▶ [INSTRUCTIONS TO FOLLOW]
Without the pictures, output the records below word for word.

▶ [INPUT FOR THIS TASK]

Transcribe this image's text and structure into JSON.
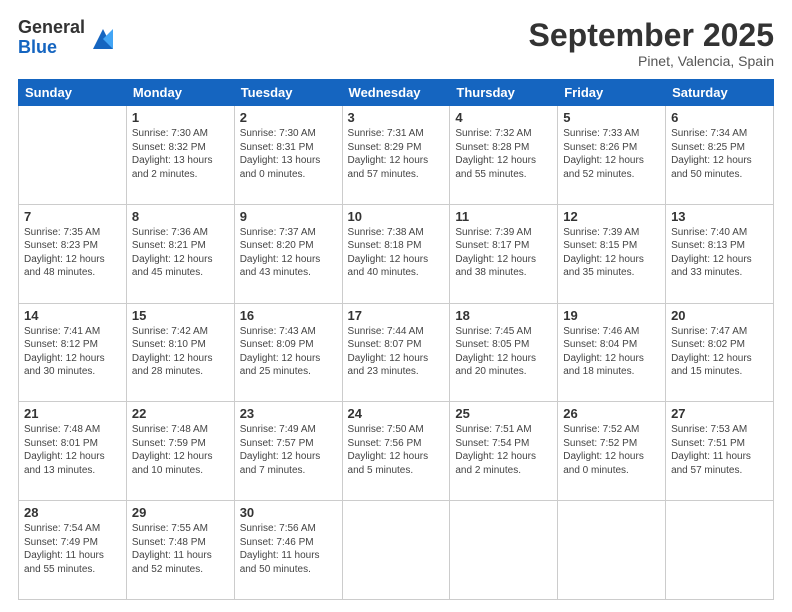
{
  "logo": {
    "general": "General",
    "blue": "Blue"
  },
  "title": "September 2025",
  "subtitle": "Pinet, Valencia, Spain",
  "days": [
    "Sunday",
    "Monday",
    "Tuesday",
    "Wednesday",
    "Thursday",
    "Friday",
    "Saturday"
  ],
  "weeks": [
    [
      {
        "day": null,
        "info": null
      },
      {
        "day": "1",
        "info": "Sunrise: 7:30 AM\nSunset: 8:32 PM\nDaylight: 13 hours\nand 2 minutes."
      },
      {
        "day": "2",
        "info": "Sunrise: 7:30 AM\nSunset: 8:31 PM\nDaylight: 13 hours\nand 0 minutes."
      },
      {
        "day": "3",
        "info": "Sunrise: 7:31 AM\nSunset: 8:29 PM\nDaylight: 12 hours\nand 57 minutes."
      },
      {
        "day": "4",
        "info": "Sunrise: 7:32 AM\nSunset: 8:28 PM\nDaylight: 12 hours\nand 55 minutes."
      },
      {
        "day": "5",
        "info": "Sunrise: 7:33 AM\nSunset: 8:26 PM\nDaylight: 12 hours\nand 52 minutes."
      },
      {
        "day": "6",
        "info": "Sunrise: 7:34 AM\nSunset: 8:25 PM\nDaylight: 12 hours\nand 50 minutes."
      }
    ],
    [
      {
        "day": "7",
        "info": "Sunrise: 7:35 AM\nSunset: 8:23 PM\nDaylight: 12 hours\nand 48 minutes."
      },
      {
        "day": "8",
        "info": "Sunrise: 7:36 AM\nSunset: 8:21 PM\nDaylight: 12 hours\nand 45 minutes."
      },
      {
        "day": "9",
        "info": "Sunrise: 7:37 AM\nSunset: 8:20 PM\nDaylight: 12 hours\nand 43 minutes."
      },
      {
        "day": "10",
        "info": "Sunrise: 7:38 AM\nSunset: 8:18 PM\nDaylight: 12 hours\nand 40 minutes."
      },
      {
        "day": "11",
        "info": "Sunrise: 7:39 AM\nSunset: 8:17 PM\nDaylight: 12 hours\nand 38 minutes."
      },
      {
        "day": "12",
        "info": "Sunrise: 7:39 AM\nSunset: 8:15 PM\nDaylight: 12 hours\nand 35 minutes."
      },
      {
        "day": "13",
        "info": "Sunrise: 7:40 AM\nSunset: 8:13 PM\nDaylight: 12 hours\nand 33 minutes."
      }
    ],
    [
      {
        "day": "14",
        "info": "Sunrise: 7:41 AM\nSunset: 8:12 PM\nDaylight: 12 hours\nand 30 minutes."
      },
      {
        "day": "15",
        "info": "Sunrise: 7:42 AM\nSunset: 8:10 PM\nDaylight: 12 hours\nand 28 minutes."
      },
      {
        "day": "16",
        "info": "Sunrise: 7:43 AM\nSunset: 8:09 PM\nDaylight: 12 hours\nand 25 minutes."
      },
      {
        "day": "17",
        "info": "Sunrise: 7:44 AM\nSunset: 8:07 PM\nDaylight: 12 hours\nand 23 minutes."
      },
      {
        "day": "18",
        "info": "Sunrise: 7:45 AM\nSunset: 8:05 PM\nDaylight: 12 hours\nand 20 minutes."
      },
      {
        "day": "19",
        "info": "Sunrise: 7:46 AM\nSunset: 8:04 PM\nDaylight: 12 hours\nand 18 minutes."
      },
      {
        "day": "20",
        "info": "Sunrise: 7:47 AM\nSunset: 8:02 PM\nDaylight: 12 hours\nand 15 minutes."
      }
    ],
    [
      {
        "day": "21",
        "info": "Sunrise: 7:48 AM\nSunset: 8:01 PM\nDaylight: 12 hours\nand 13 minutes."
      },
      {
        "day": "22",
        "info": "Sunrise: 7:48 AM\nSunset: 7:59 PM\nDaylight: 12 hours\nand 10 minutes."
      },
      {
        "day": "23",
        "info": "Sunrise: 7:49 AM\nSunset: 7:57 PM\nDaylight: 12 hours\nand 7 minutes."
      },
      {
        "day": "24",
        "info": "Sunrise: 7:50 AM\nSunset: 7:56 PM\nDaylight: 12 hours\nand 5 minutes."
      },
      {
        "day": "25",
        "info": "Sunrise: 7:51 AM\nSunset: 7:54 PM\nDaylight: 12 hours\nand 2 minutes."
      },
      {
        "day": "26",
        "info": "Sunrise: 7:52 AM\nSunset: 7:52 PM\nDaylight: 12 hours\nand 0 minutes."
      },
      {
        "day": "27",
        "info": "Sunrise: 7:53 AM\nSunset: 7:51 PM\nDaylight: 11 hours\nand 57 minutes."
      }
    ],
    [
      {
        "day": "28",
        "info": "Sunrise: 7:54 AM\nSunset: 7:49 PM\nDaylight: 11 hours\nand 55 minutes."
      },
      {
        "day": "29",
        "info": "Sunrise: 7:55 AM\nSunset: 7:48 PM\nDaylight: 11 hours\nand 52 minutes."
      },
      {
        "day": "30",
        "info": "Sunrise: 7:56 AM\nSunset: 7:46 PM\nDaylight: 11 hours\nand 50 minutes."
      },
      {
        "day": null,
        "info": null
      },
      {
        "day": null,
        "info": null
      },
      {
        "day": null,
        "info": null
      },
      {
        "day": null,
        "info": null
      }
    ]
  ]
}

▶ [THE COMPLETED TASK]
Transcribe this image's text and structure into JSON.
{
  "logo": {
    "general": "General",
    "blue": "Blue"
  },
  "title": "September 2025",
  "subtitle": "Pinet, Valencia, Spain",
  "days": [
    "Sunday",
    "Monday",
    "Tuesday",
    "Wednesday",
    "Thursday",
    "Friday",
    "Saturday"
  ],
  "weeks": [
    [
      {
        "day": null,
        "info": null
      },
      {
        "day": "1",
        "info": "Sunrise: 7:30 AM\nSunset: 8:32 PM\nDaylight: 13 hours\nand 2 minutes."
      },
      {
        "day": "2",
        "info": "Sunrise: 7:30 AM\nSunset: 8:31 PM\nDaylight: 13 hours\nand 0 minutes."
      },
      {
        "day": "3",
        "info": "Sunrise: 7:31 AM\nSunset: 8:29 PM\nDaylight: 12 hours\nand 57 minutes."
      },
      {
        "day": "4",
        "info": "Sunrise: 7:32 AM\nSunset: 8:28 PM\nDaylight: 12 hours\nand 55 minutes."
      },
      {
        "day": "5",
        "info": "Sunrise: 7:33 AM\nSunset: 8:26 PM\nDaylight: 12 hours\nand 52 minutes."
      },
      {
        "day": "6",
        "info": "Sunrise: 7:34 AM\nSunset: 8:25 PM\nDaylight: 12 hours\nand 50 minutes."
      }
    ],
    [
      {
        "day": "7",
        "info": "Sunrise: 7:35 AM\nSunset: 8:23 PM\nDaylight: 12 hours\nand 48 minutes."
      },
      {
        "day": "8",
        "info": "Sunrise: 7:36 AM\nSunset: 8:21 PM\nDaylight: 12 hours\nand 45 minutes."
      },
      {
        "day": "9",
        "info": "Sunrise: 7:37 AM\nSunset: 8:20 PM\nDaylight: 12 hours\nand 43 minutes."
      },
      {
        "day": "10",
        "info": "Sunrise: 7:38 AM\nSunset: 8:18 PM\nDaylight: 12 hours\nand 40 minutes."
      },
      {
        "day": "11",
        "info": "Sunrise: 7:39 AM\nSunset: 8:17 PM\nDaylight: 12 hours\nand 38 minutes."
      },
      {
        "day": "12",
        "info": "Sunrise: 7:39 AM\nSunset: 8:15 PM\nDaylight: 12 hours\nand 35 minutes."
      },
      {
        "day": "13",
        "info": "Sunrise: 7:40 AM\nSunset: 8:13 PM\nDaylight: 12 hours\nand 33 minutes."
      }
    ],
    [
      {
        "day": "14",
        "info": "Sunrise: 7:41 AM\nSunset: 8:12 PM\nDaylight: 12 hours\nand 30 minutes."
      },
      {
        "day": "15",
        "info": "Sunrise: 7:42 AM\nSunset: 8:10 PM\nDaylight: 12 hours\nand 28 minutes."
      },
      {
        "day": "16",
        "info": "Sunrise: 7:43 AM\nSunset: 8:09 PM\nDaylight: 12 hours\nand 25 minutes."
      },
      {
        "day": "17",
        "info": "Sunrise: 7:44 AM\nSunset: 8:07 PM\nDaylight: 12 hours\nand 23 minutes."
      },
      {
        "day": "18",
        "info": "Sunrise: 7:45 AM\nSunset: 8:05 PM\nDaylight: 12 hours\nand 20 minutes."
      },
      {
        "day": "19",
        "info": "Sunrise: 7:46 AM\nSunset: 8:04 PM\nDaylight: 12 hours\nand 18 minutes."
      },
      {
        "day": "20",
        "info": "Sunrise: 7:47 AM\nSunset: 8:02 PM\nDaylight: 12 hours\nand 15 minutes."
      }
    ],
    [
      {
        "day": "21",
        "info": "Sunrise: 7:48 AM\nSunset: 8:01 PM\nDaylight: 12 hours\nand 13 minutes."
      },
      {
        "day": "22",
        "info": "Sunrise: 7:48 AM\nSunset: 7:59 PM\nDaylight: 12 hours\nand 10 minutes."
      },
      {
        "day": "23",
        "info": "Sunrise: 7:49 AM\nSunset: 7:57 PM\nDaylight: 12 hours\nand 7 minutes."
      },
      {
        "day": "24",
        "info": "Sunrise: 7:50 AM\nSunset: 7:56 PM\nDaylight: 12 hours\nand 5 minutes."
      },
      {
        "day": "25",
        "info": "Sunrise: 7:51 AM\nSunset: 7:54 PM\nDaylight: 12 hours\nand 2 minutes."
      },
      {
        "day": "26",
        "info": "Sunrise: 7:52 AM\nSunset: 7:52 PM\nDaylight: 12 hours\nand 0 minutes."
      },
      {
        "day": "27",
        "info": "Sunrise: 7:53 AM\nSunset: 7:51 PM\nDaylight: 11 hours\nand 57 minutes."
      }
    ],
    [
      {
        "day": "28",
        "info": "Sunrise: 7:54 AM\nSunset: 7:49 PM\nDaylight: 11 hours\nand 55 minutes."
      },
      {
        "day": "29",
        "info": "Sunrise: 7:55 AM\nSunset: 7:48 PM\nDaylight: 11 hours\nand 52 minutes."
      },
      {
        "day": "30",
        "info": "Sunrise: 7:56 AM\nSunset: 7:46 PM\nDaylight: 11 hours\nand 50 minutes."
      },
      {
        "day": null,
        "info": null
      },
      {
        "day": null,
        "info": null
      },
      {
        "day": null,
        "info": null
      },
      {
        "day": null,
        "info": null
      }
    ]
  ]
}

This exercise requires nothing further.